SHORT TASK: Will you rename every "checkbox-label" to "option-label" in the lines from the first one up to and including the line with "cancel-label: Cancel (631, 481, 673, 495)", change nothing else, and return only those lines?

DATASET RECORDS:
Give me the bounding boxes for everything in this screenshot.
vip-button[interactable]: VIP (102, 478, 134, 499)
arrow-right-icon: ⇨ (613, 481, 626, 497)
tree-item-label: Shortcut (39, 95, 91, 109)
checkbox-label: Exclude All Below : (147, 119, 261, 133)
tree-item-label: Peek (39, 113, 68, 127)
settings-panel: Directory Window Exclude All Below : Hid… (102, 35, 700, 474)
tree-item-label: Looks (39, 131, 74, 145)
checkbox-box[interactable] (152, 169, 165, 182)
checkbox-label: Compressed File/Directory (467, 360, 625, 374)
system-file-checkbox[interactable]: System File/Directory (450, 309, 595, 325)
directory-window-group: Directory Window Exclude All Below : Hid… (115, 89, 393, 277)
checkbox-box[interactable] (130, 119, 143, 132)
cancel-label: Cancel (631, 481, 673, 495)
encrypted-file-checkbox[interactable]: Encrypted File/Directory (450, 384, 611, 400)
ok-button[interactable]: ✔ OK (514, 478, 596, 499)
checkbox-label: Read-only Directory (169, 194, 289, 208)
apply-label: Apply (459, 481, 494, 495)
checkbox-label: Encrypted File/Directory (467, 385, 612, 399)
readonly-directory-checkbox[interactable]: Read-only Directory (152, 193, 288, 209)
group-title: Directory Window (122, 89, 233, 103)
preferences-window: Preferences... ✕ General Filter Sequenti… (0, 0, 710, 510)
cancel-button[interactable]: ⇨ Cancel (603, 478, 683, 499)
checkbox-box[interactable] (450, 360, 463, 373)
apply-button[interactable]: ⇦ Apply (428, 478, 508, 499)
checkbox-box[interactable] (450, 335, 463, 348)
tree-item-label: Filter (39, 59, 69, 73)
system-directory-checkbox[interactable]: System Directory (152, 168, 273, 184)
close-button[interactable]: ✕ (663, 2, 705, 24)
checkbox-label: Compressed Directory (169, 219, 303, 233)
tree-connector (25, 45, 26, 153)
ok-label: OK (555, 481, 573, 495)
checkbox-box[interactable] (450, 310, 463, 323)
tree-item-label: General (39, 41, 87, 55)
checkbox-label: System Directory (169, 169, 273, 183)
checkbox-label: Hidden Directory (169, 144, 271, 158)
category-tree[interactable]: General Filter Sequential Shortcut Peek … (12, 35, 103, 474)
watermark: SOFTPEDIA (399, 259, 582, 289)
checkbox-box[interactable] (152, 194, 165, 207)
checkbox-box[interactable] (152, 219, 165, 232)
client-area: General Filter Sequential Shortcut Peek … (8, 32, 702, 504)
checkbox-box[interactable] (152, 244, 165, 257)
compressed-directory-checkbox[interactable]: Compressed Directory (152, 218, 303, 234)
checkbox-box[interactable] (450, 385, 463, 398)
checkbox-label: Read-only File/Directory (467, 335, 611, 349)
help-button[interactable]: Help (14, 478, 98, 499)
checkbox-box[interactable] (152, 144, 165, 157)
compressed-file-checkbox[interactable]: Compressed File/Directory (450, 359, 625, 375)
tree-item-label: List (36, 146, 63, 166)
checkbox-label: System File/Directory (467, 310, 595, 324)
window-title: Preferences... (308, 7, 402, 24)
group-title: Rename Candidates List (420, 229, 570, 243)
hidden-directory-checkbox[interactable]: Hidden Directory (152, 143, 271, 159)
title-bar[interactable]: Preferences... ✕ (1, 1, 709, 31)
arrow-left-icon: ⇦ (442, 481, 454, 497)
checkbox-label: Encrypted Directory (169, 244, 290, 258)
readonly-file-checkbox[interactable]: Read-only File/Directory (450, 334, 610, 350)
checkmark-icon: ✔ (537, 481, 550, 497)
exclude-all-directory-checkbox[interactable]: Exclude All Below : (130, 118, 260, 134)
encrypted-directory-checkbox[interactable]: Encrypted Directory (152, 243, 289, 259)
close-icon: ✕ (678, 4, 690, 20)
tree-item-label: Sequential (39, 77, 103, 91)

PROBLEM SOLUTION:
Give me the bounding boxes for everything in this screenshot.
vip-button[interactable]: VIP (102, 478, 134, 499)
arrow-right-icon: ⇨ (613, 481, 626, 497)
tree-item-label: Shortcut (39, 95, 91, 109)
option-label: Exclude All Below : (147, 119, 261, 133)
tree-item-label: Peek (39, 113, 68, 127)
settings-panel: Directory Window Exclude All Below : Hid… (102, 35, 700, 474)
tree-item-label: Looks (39, 131, 74, 145)
checkbox-box[interactable] (152, 169, 165, 182)
option-label: Compressed File/Directory (467, 360, 625, 374)
system-file-checkbox[interactable]: System File/Directory (450, 309, 595, 325)
directory-window-group: Directory Window Exclude All Below : Hid… (115, 89, 393, 277)
checkbox-box[interactable] (130, 119, 143, 132)
cancel-label: Cancel (631, 481, 673, 495)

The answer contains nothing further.